**The data**

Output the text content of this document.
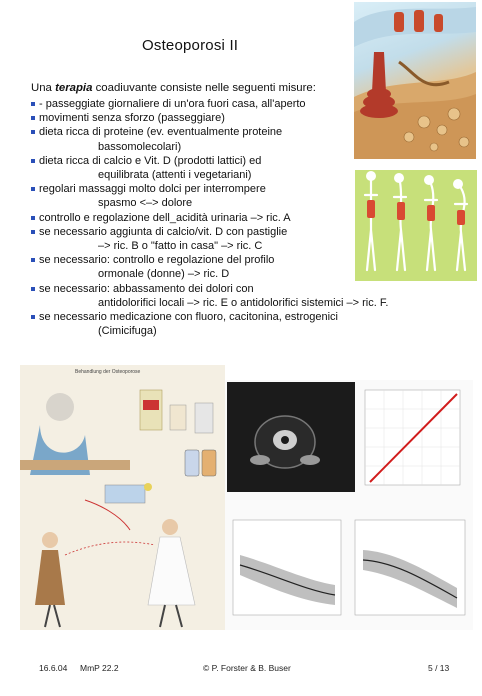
Osteoporosi II
Una terapia coadiuvante consiste nelle seguenti misure:
- passeggiate giornaliere di un'ora fuori casa, all'aperto
movimenti senza sforzo (passeggiare)
dieta ricca di proteine (ev. eventualmente proteine
bassomolecolari)
dieta ricca di calcio e Vit. D (prodotti lattici) ed
equilibrata (attenti i vegetariani)
regolari massaggi molto dolci per interrompere
spasmo <–> dolore
controllo e regolazione dell_acidità urinaria –> ric. A
se necessario aggiunta di calcio/vit. D con pastiglie
–> ric. B o "fatto in casa" –> ric. C
se necessario: controllo e regolazione del profilo
ormonale (donne) –> ric. D
se necessario: abbassamento dei dolori con
antidolorifici locali –> ric. E o antidolorifici sistemici –> ric. F.
se necessario medicazione con fluoro, cacitonina, estrogenici
(Cimicifuga)
Behandlung der Osteoporose
16.6.04 MmP 22.2	© P. Forster & B. Buser	5 / 13
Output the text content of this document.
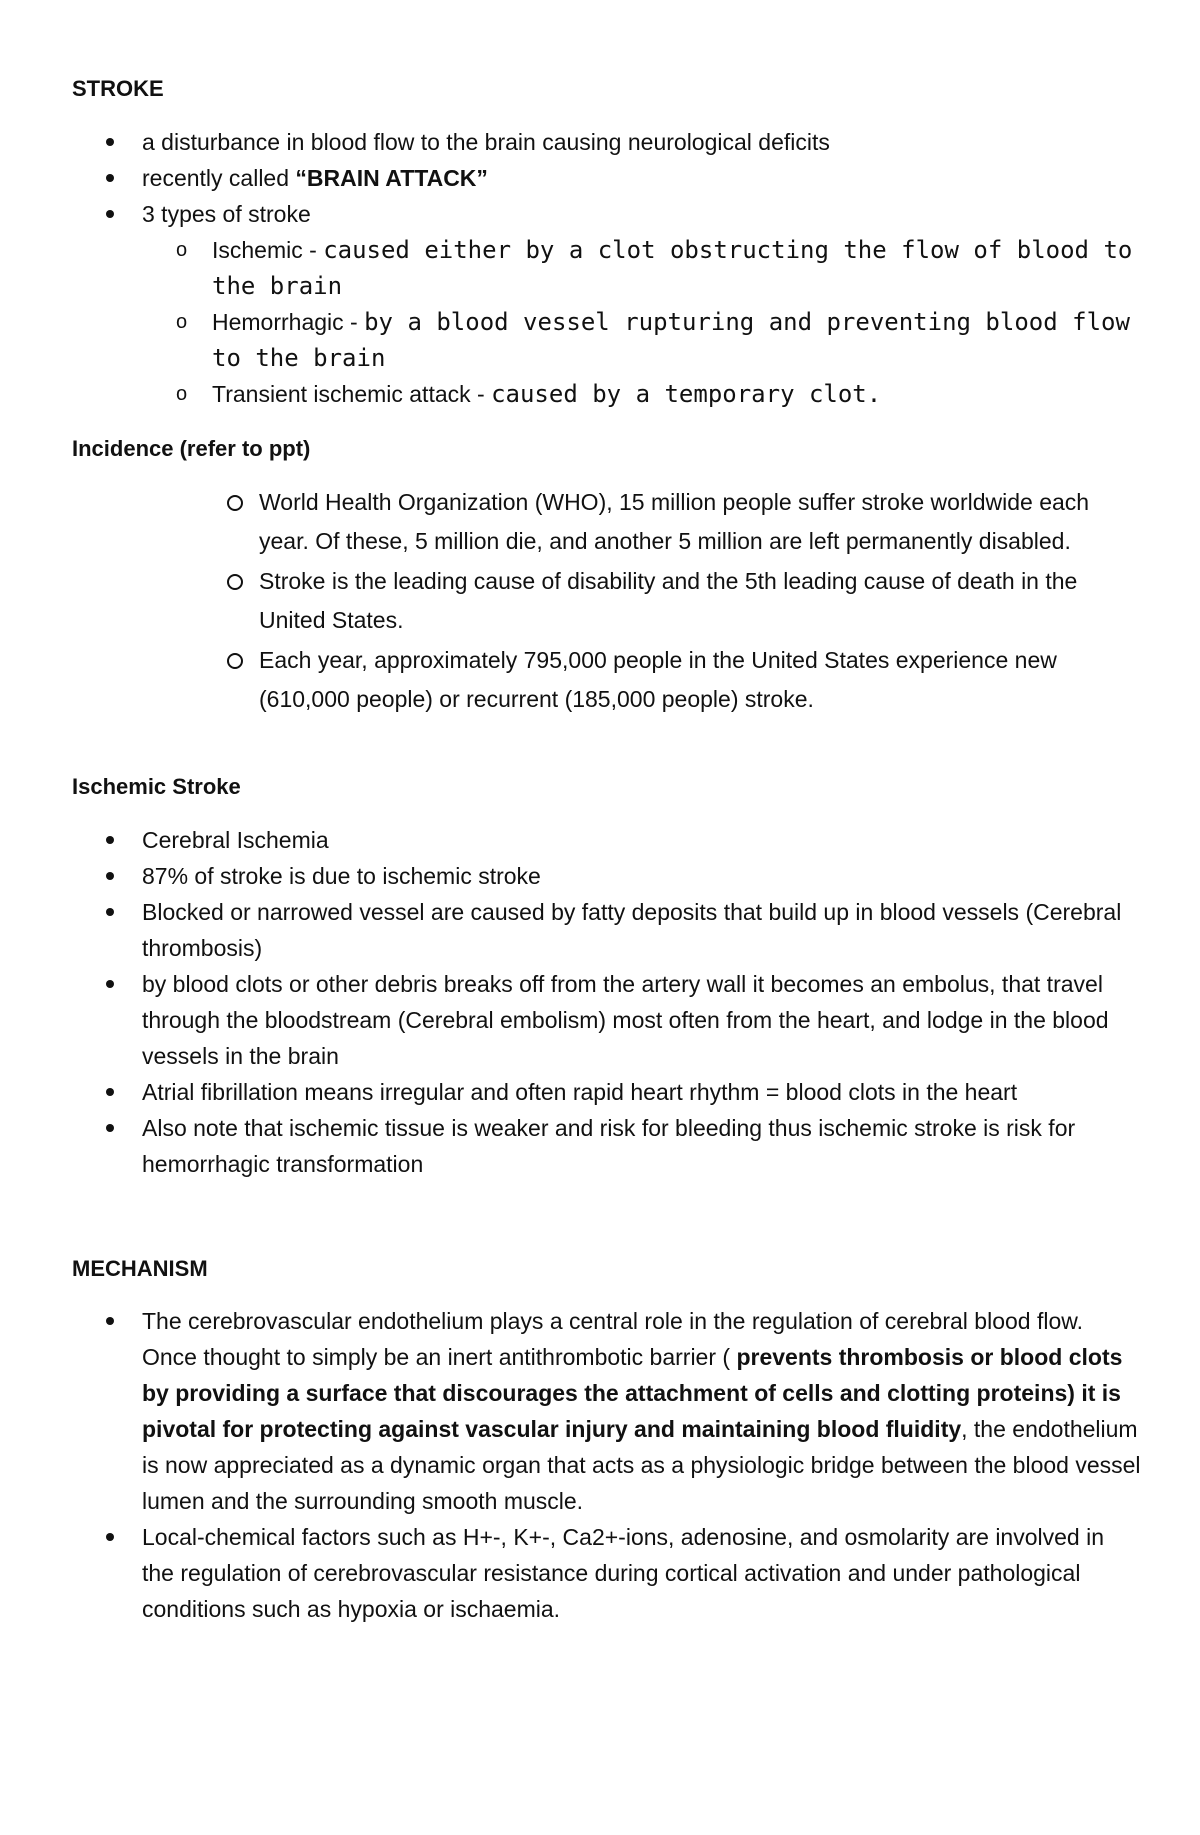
STROKE
a disturbance in blood flow to the brain causing neurological deficits
recently called “BRAIN ATTACK”
3 types of stroke
o Ischemic - caused either by a clot obstructing the flow of blood to the brain
o Hemorrhagic - by a blood vessel rupturing and preventing blood flow to the brain
o Transient ischemic attack - caused by a temporary clot.
Incidence (refer to ppt)
World Health Organization (WHO), 15 million people suffer stroke worldwide each year. Of these, 5 million die, and another 5 million are left permanently disabled.
Stroke is the leading cause of disability and the 5th leading cause of death in the United States.
Each year, approximately 795,000 people in the United States experience new (610,000 people) or recurrent (185,000 people) stroke.
Ischemic Stroke
Cerebral Ischemia
87% of stroke is due to ischemic stroke
Blocked or narrowed vessel are caused by fatty deposits that build up in blood vessels (Cerebral thrombosis)
by blood clots or other debris breaks off from the artery wall it becomes an embolus, that travel through the bloodstream (Cerebral embolism) most often from the heart, and lodge in the blood vessels in the brain
Atrial fibrillation means irregular and often rapid heart rhythm = blood clots in the heart
Also note that ischemic tissue is weaker and risk for bleeding thus ischemic stroke is risk for hemorrhagic transformation
MECHANISM
The cerebrovascular endothelium plays a central role in the regulation of cerebral blood flow. Once thought to simply be an inert antithrombotic barrier ( prevents thrombosis or blood clots by providing a surface that discourages the attachment of cells and clotting proteins) it is pivotal for protecting against vascular injury and maintaining blood fluidity, the endothelium is now appreciated as a dynamic organ that acts as a physiologic bridge between the blood vessel lumen and the surrounding smooth muscle.
Local-chemical factors such as H+-, K+-, Ca2+-ions, adenosine, and osmolarity are involved in the regulation of cerebrovascular resistance during cortical activation and under pathological conditions such as hypoxia or ischaemia.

**Directions**
The word "ricca" appears on some lines of the data above; say how many such lines there are, with nothing else.

**Answer area**
2